=== Data for processing ===

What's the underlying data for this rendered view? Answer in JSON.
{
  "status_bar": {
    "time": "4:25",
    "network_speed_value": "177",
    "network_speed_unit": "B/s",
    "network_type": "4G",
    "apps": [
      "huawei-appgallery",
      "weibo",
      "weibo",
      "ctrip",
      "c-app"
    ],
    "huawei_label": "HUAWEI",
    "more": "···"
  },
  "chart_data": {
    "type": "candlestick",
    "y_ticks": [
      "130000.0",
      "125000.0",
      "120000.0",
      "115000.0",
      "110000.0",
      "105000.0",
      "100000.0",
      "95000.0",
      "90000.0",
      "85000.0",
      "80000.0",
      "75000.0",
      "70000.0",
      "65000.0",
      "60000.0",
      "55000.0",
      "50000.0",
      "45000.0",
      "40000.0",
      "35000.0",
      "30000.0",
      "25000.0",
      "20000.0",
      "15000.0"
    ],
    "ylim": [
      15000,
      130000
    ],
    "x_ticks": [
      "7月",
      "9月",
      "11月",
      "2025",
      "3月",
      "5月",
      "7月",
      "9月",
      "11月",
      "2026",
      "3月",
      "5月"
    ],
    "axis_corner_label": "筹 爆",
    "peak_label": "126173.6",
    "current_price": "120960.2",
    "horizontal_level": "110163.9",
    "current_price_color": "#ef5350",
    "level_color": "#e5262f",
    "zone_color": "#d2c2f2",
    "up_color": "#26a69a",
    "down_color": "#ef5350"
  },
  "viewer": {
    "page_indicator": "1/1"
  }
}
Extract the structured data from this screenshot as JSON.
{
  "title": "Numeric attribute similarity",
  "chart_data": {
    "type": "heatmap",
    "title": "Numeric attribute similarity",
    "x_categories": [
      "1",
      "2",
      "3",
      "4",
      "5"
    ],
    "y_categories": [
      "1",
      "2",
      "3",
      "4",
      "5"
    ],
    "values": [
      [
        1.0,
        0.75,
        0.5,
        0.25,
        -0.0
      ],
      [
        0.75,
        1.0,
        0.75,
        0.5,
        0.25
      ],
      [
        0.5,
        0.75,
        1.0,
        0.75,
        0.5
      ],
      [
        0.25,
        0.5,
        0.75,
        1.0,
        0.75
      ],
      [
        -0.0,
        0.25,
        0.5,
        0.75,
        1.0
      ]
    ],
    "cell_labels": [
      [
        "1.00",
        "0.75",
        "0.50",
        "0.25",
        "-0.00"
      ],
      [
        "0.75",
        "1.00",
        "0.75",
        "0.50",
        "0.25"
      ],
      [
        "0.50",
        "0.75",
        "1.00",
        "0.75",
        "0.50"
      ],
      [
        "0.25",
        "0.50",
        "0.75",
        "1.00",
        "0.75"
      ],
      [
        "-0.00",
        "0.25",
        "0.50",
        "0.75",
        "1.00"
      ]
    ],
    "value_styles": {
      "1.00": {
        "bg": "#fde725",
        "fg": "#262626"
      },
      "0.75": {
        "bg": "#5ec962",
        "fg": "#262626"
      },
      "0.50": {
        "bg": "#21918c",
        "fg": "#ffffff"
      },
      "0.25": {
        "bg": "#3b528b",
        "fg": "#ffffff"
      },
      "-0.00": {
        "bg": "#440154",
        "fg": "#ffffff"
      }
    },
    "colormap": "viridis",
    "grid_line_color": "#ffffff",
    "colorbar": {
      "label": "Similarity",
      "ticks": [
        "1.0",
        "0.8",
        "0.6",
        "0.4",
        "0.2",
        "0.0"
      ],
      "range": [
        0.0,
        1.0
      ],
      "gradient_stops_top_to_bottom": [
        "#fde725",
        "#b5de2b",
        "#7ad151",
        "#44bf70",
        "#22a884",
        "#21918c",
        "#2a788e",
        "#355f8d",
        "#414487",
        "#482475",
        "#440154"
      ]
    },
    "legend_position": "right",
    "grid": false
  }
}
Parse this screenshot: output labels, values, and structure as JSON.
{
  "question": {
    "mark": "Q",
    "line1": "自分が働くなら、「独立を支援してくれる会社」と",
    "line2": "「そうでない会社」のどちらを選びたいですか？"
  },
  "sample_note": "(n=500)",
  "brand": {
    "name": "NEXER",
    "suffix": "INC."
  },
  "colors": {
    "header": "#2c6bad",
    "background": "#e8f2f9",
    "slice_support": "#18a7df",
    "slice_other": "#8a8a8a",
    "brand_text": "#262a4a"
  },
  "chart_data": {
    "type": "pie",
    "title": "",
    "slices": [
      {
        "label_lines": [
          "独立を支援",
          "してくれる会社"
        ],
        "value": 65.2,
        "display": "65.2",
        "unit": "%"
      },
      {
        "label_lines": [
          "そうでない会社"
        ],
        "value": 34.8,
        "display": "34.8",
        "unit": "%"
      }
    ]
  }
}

===

Print every record above exactly as written.

What's the underlying data for this rendered view? Answer in JSON.
{
  "status_bar": {
    "time": "4:25",
    "network_speed_value": "177",
    "network_speed_unit": "B/s",
    "network_type": "4G",
    "apps": [
      "huawei-appgallery",
      "weibo",
      "weibo",
      "ctrip",
      "c-app"
    ],
    "huawei_label": "HUAWEI",
    "more": "···"
  },
  "chart_data": {
    "type": "candlestick",
    "y_ticks": [
      "130000.0",
      "125000.0",
      "120000.0",
      "115000.0",
      "110000.0",
      "105000.0",
      "100000.0",
      "95000.0",
      "90000.0",
      "85000.0",
      "80000.0",
      "75000.0",
      "70000.0",
      "65000.0",
      "60000.0",
      "55000.0",
      "50000.0",
      "45000.0",
      "40000.0",
      "35000.0",
      "30000.0",
      "25000.0",
      "20000.0",
      "15000.0"
    ],
    "ylim": [
      15000,
      130000
    ],
    "x_ticks": [
      "7月",
      "9月",
      "11月",
      "2025",
      "3月",
      "5月",
      "7月",
      "9月",
      "11月",
      "2026",
      "3月",
      "5月"
    ],
    "axis_corner_label": "筹 爆",
    "peak_label": "126173.6",
    "current_price": "120960.2",
    "horizontal_level": "110163.9",
    "current_price_color": "#ef5350",
    "level_color": "#e5262f",
    "zone_color": "#d2c2f2",
    "up_color": "#26a69a",
    "down_color": "#ef5350"
  },
  "viewer": {
    "page_indicator": "1/1"
  }
}
Extract the structured data from this screenshot as JSON.
{
  "title": "Numeric attribute similarity",
  "chart_data": {
    "type": "heatmap",
    "title": "Numeric attribute similarity",
    "x_categories": [
      "1",
      "2",
      "3",
      "4",
      "5"
    ],
    "y_categories": [
      "1",
      "2",
      "3",
      "4",
      "5"
    ],
    "values": [
      [
        1.0,
        0.75,
        0.5,
        0.25,
        -0.0
      ],
      [
        0.75,
        1.0,
        0.75,
        0.5,
        0.25
      ],
      [
        0.5,
        0.75,
        1.0,
        0.75,
        0.5
      ],
      [
        0.25,
        0.5,
        0.75,
        1.0,
        0.75
      ],
      [
        -0.0,
        0.25,
        0.5,
        0.75,
        1.0
      ]
    ],
    "cell_labels": [
      [
        "1.00",
        "0.75",
        "0.50",
        "0.25",
        "-0.00"
      ],
      [
        "0.75",
        "1.00",
        "0.75",
        "0.50",
        "0.25"
      ],
      [
        "0.50",
        "0.75",
        "1.00",
        "0.75",
        "0.50"
      ],
      [
        "0.25",
        "0.50",
        "0.75",
        "1.00",
        "0.75"
      ],
      [
        "-0.00",
        "0.25",
        "0.50",
        "0.75",
        "1.00"
      ]
    ],
    "value_styles": {
      "1.00": {
        "bg": "#fde725",
        "fg": "#262626"
      },
      "0.75": {
        "bg": "#5ec962",
        "fg": "#262626"
      },
      "0.50": {
        "bg": "#21918c",
        "fg": "#ffffff"
      },
      "0.25": {
        "bg": "#3b528b",
        "fg": "#ffffff"
      },
      "-0.00": {
        "bg": "#440154",
        "fg": "#ffffff"
      }
    },
    "colormap": "viridis",
    "grid_line_color": "#ffffff",
    "colorbar": {
      "label": "Similarity",
      "ticks": [
        "1.0",
        "0.8",
        "0.6",
        "0.4",
        "0.2",
        "0.0"
      ],
      "range": [
        0.0,
        1.0
      ],
      "gradient_stops_top_to_bottom": [
        "#fde725",
        "#b5de2b",
        "#7ad151",
        "#44bf70",
        "#22a884",
        "#21918c",
        "#2a788e",
        "#355f8d",
        "#414487",
        "#482475",
        "#440154"
      ]
    },
    "legend_position": "right",
    "grid": false
  }
}
Parse this screenshot: output labels, values, and structure as JSON.
{
  "question": {
    "mark": "Q",
    "line1": "自分が働くなら、「独立を支援してくれる会社」と",
    "line2": "「そうでない会社」のどちらを選びたいですか？"
  },
  "sample_note": "(n=500)",
  "brand": {
    "name": "NEXER",
    "suffix": "INC."
  },
  "colors": {
    "header": "#2c6bad",
    "background": "#e8f2f9",
    "slice_support": "#18a7df",
    "slice_other": "#8a8a8a",
    "brand_text": "#262a4a"
  },
  "chart_data": {
    "type": "pie",
    "title": "",
    "slices": [
      {
        "label_lines": [
          "独立を支援",
          "してくれる会社"
        ],
        "value": 65.2,
        "display": "65.2",
        "unit": "%"
      },
      {
        "label_lines": [
          "そうでない会社"
        ],
        "value": 34.8,
        "display": "34.8",
        "unit": "%"
      }
    ]
  }
}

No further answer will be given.